[begin RECORD LIST]

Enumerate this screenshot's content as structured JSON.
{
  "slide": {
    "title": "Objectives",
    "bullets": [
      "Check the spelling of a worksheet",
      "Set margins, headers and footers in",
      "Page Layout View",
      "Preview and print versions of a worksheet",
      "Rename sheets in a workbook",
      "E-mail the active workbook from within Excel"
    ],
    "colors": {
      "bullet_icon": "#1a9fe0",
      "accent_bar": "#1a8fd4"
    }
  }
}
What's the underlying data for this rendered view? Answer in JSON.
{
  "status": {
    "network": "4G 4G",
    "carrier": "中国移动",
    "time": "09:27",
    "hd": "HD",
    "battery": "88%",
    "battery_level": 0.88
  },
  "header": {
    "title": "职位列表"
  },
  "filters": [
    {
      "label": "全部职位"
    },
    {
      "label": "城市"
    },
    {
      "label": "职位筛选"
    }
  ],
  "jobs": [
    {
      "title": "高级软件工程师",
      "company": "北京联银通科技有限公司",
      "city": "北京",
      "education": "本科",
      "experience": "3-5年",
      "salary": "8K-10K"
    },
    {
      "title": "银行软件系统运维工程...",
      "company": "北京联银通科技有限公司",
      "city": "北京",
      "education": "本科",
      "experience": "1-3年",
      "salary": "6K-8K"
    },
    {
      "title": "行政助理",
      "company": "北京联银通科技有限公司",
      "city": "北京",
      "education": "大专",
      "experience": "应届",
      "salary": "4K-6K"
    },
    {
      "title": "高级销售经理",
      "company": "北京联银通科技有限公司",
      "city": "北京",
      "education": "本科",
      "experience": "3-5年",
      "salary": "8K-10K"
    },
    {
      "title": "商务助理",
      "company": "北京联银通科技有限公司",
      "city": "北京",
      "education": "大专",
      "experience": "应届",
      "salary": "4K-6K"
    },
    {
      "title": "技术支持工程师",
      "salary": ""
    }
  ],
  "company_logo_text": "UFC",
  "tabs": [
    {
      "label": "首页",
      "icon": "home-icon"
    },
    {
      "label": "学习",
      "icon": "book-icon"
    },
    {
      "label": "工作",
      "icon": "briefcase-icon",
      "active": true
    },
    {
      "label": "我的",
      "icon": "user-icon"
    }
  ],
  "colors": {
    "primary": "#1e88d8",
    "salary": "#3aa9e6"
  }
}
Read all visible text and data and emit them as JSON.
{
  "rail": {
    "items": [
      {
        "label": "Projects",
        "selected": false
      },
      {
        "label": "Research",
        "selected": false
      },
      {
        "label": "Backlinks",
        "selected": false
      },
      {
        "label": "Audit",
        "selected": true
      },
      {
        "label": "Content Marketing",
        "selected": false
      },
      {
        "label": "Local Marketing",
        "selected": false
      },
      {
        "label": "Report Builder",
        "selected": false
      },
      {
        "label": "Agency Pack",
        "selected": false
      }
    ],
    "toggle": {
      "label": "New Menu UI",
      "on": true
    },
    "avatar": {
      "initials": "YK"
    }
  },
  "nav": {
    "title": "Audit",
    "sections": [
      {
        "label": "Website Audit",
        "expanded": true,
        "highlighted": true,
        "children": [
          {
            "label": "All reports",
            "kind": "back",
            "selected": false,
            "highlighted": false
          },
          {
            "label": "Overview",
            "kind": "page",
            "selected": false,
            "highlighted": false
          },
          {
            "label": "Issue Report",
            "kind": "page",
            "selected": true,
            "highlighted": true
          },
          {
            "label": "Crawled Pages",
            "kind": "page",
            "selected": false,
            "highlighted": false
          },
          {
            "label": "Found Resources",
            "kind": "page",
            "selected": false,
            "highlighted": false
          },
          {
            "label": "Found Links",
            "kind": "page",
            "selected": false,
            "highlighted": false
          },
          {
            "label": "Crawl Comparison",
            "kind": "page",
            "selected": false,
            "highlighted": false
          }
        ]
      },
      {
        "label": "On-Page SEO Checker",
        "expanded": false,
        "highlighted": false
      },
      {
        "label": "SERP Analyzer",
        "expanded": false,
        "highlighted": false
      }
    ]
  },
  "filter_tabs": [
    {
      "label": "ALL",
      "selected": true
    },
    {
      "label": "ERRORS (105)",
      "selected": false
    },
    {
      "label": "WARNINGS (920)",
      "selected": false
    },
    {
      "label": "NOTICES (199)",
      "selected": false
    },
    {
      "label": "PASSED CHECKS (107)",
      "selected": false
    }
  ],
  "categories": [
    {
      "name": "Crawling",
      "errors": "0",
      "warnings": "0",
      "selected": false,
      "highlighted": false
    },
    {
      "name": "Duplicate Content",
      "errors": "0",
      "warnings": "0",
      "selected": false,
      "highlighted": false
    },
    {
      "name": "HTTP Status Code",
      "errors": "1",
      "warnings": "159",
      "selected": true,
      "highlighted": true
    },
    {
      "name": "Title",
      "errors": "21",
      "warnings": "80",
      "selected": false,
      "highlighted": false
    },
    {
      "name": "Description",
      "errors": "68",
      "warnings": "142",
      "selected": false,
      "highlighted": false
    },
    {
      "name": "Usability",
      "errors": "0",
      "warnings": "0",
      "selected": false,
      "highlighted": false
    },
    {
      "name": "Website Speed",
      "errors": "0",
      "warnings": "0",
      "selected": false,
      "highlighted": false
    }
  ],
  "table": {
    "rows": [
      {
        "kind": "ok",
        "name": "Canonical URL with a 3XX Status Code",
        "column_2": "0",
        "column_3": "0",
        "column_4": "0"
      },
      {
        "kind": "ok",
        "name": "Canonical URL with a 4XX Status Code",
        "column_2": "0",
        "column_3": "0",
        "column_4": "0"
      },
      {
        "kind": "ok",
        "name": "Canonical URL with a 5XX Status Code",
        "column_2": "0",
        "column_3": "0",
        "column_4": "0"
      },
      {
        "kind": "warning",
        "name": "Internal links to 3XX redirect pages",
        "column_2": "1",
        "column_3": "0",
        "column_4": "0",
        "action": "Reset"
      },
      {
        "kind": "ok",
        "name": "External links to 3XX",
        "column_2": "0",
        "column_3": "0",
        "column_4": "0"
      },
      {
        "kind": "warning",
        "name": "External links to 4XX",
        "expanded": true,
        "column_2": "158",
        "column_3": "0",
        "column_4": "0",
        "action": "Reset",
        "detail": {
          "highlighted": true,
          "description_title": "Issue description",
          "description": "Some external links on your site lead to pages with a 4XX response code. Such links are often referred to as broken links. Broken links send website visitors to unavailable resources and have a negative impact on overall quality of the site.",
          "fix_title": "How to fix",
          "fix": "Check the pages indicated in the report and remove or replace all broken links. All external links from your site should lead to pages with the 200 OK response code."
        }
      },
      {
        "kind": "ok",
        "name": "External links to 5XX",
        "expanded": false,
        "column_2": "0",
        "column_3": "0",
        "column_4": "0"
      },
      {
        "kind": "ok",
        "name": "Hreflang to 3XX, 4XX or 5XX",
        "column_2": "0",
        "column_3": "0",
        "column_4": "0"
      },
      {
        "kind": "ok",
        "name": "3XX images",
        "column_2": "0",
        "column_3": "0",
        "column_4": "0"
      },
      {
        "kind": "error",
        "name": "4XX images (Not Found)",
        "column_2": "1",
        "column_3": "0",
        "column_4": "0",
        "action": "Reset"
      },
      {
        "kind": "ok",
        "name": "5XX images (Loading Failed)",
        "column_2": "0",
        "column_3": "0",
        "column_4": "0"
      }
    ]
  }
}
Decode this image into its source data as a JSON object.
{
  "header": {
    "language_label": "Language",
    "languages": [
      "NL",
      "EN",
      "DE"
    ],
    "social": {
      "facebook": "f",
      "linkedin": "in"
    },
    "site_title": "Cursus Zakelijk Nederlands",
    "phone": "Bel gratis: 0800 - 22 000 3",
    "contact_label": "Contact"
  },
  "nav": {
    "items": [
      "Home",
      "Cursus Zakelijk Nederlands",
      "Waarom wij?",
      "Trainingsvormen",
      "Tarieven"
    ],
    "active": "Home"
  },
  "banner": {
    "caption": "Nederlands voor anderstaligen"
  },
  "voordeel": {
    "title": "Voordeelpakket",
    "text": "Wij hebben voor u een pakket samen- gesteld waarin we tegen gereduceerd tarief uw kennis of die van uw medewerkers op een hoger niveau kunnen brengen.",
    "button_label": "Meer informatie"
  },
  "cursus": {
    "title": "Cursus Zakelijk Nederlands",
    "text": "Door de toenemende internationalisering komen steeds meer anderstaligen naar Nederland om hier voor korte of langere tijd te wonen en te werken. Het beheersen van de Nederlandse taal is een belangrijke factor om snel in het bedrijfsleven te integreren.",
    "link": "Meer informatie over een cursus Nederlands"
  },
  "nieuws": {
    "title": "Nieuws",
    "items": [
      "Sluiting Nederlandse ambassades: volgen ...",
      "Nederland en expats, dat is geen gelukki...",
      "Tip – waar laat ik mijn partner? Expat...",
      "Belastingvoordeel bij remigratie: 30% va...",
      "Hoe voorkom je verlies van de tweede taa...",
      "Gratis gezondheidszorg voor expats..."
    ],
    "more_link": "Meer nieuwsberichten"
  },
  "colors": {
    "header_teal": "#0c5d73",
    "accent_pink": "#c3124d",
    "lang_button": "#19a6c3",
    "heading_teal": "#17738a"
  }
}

[end RECORD LIST]

- _SHORT PROBLEM_
Tally up the lines in the records that contain the word "broken" and give only the total.

- _EXERCISE RESULT_
2